### What to work on
Say how many lines contain "Read", using only the number.
[Start of Records for the exercise]
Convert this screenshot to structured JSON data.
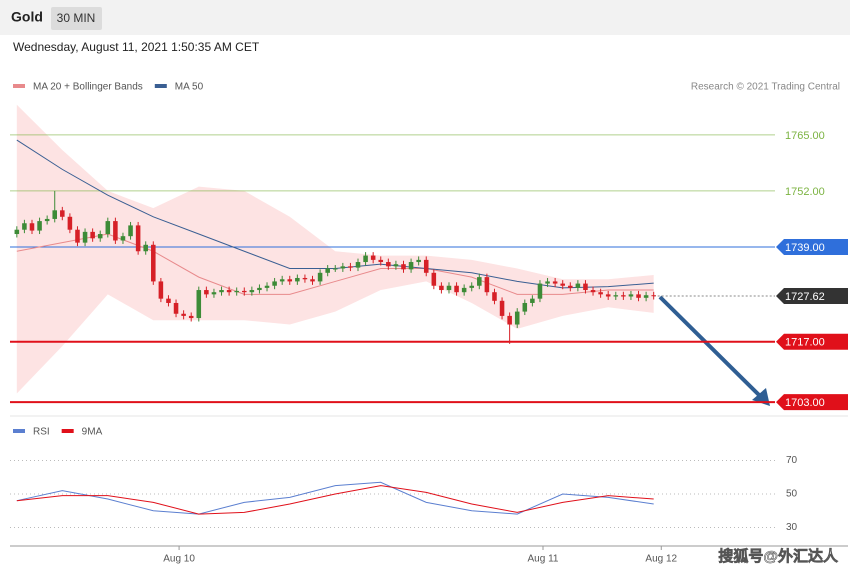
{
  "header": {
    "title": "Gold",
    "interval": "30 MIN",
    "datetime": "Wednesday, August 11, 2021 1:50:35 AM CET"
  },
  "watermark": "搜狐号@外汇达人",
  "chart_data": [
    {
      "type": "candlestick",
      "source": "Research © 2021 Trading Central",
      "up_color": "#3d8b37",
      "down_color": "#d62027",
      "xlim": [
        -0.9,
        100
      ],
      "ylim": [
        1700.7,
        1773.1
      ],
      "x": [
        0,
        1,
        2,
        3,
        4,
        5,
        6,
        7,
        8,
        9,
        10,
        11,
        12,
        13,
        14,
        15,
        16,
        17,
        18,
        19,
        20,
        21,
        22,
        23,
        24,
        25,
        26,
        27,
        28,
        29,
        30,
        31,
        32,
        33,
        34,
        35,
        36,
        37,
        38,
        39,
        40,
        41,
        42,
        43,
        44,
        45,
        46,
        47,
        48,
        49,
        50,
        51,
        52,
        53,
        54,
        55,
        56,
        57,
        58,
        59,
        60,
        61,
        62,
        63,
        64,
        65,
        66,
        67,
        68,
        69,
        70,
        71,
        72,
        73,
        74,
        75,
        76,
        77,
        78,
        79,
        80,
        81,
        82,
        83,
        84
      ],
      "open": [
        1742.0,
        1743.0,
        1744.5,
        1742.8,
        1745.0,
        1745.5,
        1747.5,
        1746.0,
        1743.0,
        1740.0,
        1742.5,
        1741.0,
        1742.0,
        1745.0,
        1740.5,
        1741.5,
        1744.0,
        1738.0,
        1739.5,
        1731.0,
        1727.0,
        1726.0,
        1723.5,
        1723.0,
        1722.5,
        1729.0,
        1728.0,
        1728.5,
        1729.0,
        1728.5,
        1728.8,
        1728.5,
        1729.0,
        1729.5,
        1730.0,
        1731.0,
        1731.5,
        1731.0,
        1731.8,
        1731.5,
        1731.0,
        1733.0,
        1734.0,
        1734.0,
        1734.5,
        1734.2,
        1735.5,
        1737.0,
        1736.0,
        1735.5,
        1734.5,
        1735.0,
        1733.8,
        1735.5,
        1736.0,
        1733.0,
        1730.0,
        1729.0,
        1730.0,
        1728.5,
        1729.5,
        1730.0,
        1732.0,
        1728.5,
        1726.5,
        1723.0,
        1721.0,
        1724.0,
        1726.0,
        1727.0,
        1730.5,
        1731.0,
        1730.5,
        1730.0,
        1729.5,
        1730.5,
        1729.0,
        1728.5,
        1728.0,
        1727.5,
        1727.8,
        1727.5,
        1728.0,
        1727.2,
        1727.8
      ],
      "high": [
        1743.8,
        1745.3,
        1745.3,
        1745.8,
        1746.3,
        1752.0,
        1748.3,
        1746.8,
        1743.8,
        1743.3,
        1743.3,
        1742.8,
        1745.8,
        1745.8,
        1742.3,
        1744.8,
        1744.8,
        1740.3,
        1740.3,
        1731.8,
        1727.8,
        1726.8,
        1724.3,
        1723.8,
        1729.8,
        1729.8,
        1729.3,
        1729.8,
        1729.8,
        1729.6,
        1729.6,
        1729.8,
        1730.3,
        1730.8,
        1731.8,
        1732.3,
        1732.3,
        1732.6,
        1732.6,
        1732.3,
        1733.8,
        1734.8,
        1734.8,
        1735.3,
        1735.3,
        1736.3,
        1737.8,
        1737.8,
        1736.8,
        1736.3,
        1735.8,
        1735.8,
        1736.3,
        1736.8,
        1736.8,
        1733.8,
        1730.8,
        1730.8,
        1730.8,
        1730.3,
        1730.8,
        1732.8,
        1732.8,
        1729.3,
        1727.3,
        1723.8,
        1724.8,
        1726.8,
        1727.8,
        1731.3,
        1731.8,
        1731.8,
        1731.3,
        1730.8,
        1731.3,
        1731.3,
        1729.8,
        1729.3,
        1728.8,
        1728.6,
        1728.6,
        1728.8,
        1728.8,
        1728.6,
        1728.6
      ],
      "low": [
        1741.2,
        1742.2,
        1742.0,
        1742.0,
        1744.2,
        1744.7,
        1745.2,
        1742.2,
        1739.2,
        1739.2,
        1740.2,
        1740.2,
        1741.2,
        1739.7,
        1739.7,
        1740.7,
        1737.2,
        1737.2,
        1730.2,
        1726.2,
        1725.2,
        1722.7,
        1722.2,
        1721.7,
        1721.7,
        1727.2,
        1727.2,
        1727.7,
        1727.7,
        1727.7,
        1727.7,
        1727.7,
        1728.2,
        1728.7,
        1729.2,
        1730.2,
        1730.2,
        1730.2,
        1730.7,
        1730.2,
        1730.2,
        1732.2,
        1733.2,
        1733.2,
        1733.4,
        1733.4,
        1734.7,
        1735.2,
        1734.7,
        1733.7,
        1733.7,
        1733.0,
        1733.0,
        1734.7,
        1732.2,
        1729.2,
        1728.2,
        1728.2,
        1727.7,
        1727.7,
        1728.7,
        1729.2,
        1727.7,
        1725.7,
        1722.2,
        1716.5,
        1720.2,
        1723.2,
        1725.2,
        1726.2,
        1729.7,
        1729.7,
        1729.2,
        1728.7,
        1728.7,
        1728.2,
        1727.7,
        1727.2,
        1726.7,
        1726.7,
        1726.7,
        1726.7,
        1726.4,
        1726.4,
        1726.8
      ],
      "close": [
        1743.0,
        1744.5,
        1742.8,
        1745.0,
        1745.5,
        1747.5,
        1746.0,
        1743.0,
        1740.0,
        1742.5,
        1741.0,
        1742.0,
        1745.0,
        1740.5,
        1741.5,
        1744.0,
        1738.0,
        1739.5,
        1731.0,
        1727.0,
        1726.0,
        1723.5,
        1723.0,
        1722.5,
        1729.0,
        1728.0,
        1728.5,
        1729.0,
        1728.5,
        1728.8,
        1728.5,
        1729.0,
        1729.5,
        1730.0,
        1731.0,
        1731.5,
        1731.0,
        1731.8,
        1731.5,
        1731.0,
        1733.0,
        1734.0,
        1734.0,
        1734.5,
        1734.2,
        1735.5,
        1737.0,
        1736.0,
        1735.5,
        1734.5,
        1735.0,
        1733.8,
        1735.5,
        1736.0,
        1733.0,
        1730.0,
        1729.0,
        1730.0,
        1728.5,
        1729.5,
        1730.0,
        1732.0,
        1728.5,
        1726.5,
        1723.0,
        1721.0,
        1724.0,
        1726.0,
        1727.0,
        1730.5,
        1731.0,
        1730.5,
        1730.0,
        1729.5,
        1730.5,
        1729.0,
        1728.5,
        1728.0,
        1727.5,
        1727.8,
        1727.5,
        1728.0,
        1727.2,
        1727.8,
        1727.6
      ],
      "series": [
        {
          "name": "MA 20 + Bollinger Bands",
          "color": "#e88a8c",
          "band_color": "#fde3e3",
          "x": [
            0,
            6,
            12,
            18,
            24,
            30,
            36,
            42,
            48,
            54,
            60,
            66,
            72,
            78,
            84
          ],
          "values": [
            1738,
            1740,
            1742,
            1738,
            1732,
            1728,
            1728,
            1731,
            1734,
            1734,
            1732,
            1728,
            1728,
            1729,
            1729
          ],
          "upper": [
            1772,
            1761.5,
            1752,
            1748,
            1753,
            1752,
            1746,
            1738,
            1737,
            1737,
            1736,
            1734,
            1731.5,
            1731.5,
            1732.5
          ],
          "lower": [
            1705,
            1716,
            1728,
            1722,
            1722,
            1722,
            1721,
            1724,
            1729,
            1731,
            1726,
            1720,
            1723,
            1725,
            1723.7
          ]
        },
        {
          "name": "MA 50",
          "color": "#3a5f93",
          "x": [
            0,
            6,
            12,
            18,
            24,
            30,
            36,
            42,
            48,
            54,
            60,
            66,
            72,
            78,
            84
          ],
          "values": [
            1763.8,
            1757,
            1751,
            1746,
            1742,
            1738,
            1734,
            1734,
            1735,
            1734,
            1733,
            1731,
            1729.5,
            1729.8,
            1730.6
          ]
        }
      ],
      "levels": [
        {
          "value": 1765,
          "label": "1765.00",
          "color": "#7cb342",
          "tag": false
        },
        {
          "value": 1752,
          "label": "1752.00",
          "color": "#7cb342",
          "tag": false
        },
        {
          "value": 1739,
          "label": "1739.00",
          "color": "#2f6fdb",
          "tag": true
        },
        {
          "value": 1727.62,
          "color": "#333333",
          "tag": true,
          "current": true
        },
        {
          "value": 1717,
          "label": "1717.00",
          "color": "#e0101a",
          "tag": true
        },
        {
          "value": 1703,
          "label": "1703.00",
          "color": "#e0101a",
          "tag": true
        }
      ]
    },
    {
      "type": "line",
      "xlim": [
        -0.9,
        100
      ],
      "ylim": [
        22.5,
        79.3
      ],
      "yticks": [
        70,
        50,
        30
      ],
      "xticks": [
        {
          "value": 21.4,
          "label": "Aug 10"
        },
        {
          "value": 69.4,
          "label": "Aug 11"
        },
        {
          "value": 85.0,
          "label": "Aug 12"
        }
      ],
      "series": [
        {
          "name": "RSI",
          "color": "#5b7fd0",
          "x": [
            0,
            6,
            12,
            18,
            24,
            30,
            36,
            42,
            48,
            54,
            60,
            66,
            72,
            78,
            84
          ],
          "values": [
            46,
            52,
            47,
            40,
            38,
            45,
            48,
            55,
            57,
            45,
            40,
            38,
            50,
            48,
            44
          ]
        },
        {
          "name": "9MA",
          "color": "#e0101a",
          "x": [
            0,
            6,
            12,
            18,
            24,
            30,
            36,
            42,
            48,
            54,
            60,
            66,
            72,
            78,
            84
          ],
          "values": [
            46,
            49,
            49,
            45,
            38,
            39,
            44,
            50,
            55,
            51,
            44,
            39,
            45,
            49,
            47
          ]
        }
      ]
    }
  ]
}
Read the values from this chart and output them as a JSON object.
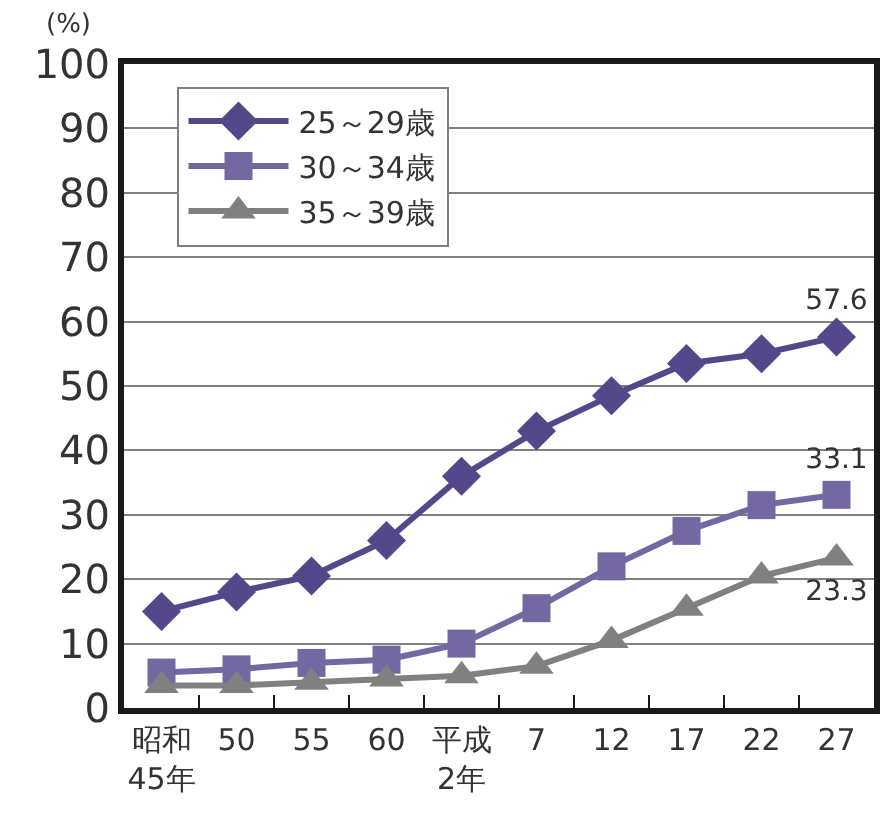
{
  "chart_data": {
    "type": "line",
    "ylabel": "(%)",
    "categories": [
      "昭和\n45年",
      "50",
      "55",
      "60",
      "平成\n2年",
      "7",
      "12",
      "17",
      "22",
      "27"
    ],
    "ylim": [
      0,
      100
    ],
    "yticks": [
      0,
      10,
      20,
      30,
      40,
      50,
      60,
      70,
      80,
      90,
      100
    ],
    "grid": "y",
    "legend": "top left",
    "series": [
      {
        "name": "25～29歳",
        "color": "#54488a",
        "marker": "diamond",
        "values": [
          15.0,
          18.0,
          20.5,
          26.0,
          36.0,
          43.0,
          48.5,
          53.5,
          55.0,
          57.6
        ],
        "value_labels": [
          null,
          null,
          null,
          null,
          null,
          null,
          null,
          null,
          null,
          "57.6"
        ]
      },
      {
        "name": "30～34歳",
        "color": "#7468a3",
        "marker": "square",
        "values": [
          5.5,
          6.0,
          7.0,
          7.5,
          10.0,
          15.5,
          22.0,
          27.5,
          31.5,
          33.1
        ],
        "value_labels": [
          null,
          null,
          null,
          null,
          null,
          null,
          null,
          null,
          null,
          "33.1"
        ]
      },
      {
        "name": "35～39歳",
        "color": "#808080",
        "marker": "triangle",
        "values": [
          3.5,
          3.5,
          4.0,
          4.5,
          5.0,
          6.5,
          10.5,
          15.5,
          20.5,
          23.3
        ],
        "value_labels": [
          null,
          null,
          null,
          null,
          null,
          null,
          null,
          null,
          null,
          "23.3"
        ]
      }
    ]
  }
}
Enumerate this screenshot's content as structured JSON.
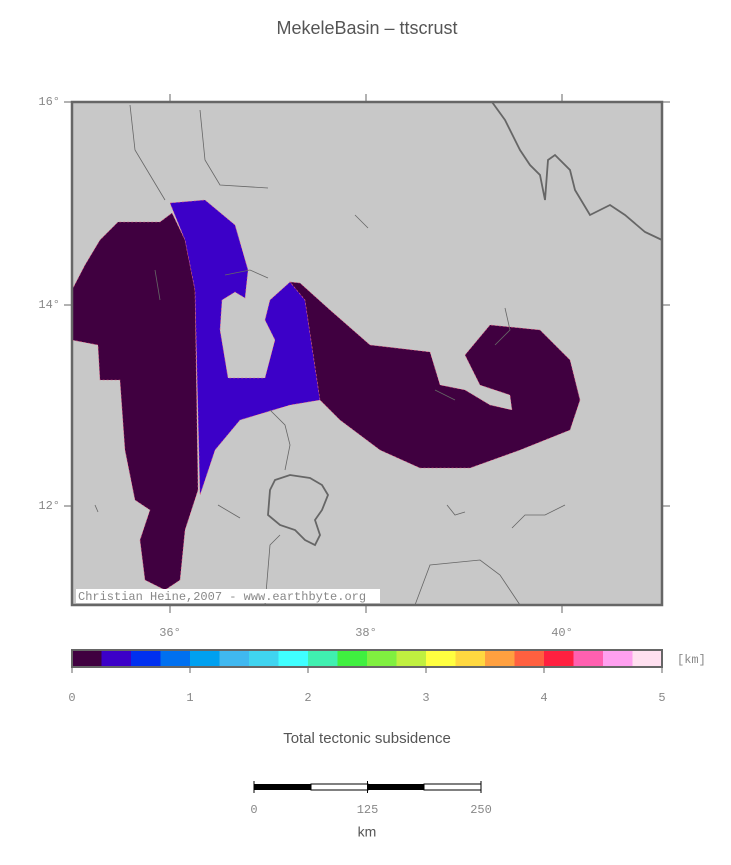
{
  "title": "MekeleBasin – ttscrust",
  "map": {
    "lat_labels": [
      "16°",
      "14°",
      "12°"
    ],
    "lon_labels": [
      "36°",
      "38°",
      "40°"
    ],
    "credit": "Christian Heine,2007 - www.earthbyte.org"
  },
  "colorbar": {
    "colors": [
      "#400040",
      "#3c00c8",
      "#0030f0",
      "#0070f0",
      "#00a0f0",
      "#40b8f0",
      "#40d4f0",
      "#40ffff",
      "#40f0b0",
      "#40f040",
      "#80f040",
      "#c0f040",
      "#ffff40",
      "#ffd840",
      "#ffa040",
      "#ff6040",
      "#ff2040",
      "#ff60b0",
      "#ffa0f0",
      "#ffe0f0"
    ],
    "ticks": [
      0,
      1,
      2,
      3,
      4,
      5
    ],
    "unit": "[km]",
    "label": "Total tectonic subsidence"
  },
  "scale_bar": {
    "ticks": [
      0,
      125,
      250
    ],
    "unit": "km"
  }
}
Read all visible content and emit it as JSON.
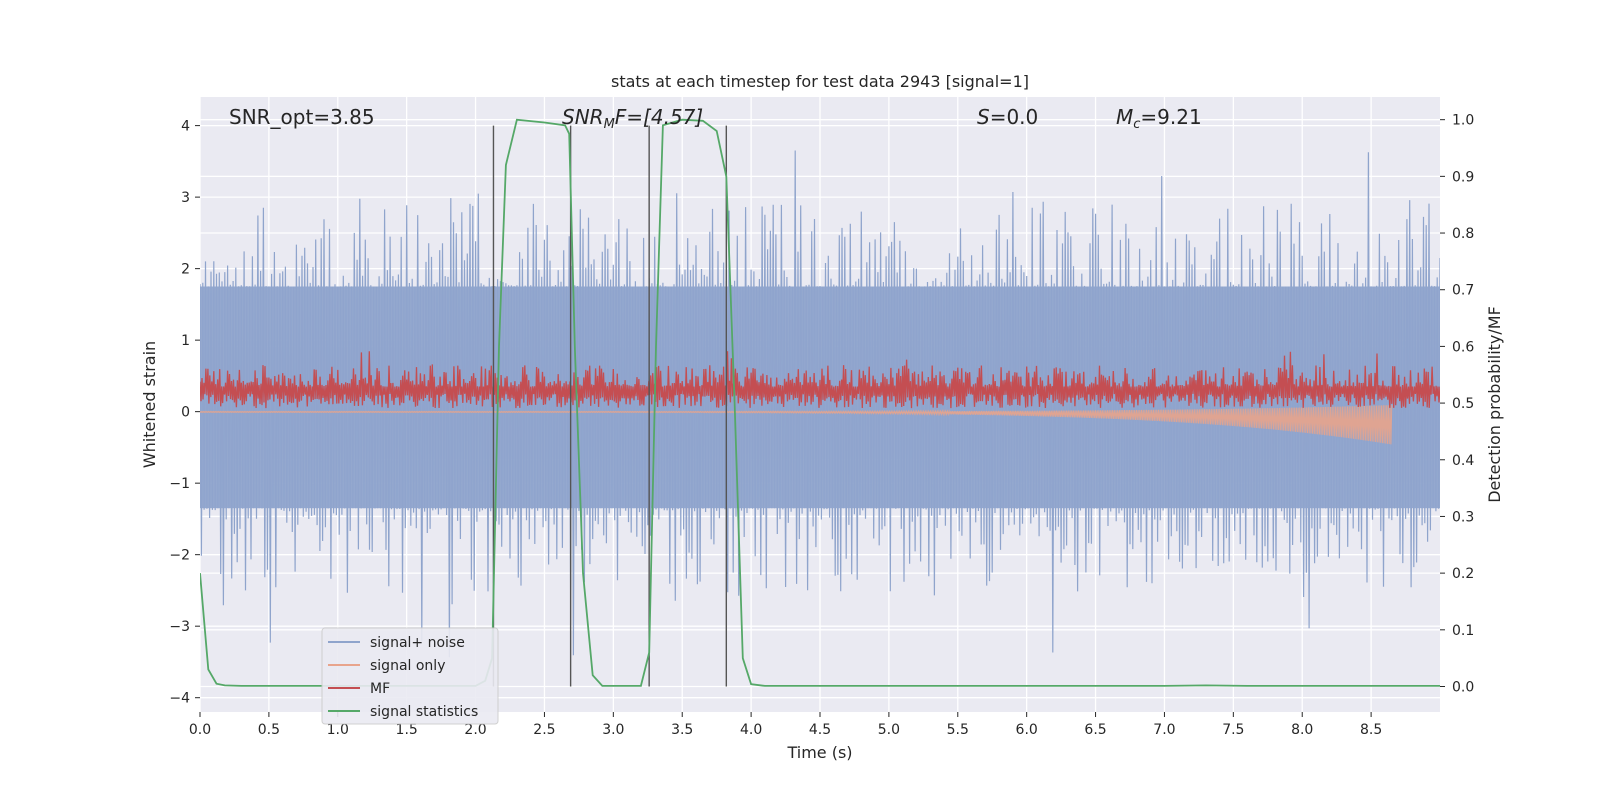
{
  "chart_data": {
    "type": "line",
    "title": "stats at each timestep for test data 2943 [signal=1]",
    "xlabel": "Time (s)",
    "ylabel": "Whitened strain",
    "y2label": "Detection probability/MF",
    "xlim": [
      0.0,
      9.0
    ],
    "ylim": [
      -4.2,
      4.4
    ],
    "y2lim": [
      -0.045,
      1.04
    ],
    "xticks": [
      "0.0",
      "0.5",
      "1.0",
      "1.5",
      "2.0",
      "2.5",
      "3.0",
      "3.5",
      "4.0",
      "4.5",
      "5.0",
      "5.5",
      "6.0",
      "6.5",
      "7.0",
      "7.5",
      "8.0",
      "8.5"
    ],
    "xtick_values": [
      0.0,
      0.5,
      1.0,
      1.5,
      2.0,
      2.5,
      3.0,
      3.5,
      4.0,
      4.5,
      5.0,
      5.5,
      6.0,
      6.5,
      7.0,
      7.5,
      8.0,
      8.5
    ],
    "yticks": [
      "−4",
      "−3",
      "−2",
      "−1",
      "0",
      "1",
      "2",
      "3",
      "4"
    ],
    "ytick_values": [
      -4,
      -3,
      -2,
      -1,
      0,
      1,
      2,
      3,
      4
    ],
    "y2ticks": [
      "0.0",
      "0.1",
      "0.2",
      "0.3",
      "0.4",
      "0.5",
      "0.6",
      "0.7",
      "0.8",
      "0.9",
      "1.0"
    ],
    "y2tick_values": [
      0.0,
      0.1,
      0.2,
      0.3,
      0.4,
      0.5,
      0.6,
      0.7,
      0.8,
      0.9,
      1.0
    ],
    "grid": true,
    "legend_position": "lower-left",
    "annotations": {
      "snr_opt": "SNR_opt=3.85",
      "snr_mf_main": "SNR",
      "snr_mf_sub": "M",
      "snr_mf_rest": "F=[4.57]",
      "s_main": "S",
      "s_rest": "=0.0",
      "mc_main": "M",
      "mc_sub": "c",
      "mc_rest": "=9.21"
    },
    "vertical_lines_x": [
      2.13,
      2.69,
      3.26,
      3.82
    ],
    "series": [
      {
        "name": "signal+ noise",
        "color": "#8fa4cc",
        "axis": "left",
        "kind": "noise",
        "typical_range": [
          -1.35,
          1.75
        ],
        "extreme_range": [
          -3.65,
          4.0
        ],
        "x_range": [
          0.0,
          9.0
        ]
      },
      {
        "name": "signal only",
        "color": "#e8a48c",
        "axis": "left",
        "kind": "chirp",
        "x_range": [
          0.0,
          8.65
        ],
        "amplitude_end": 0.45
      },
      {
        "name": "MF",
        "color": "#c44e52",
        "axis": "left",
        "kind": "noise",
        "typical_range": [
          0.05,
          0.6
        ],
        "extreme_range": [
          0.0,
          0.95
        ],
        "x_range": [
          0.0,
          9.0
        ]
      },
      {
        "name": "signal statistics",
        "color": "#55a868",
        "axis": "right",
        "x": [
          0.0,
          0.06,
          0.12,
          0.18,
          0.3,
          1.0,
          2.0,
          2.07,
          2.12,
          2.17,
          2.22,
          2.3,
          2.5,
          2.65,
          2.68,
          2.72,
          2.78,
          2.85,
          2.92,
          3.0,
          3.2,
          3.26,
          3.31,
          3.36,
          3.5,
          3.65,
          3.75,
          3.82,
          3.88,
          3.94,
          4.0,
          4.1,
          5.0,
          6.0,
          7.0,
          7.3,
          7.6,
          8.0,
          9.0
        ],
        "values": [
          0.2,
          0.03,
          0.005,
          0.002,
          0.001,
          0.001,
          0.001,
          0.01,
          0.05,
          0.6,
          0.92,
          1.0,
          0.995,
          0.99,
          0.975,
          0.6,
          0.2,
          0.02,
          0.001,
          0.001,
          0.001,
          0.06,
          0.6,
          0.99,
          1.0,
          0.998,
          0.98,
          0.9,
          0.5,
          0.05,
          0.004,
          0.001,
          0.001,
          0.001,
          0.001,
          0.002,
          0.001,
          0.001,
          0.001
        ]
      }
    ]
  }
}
[End of Records for the exercise]
### Solution for this task
2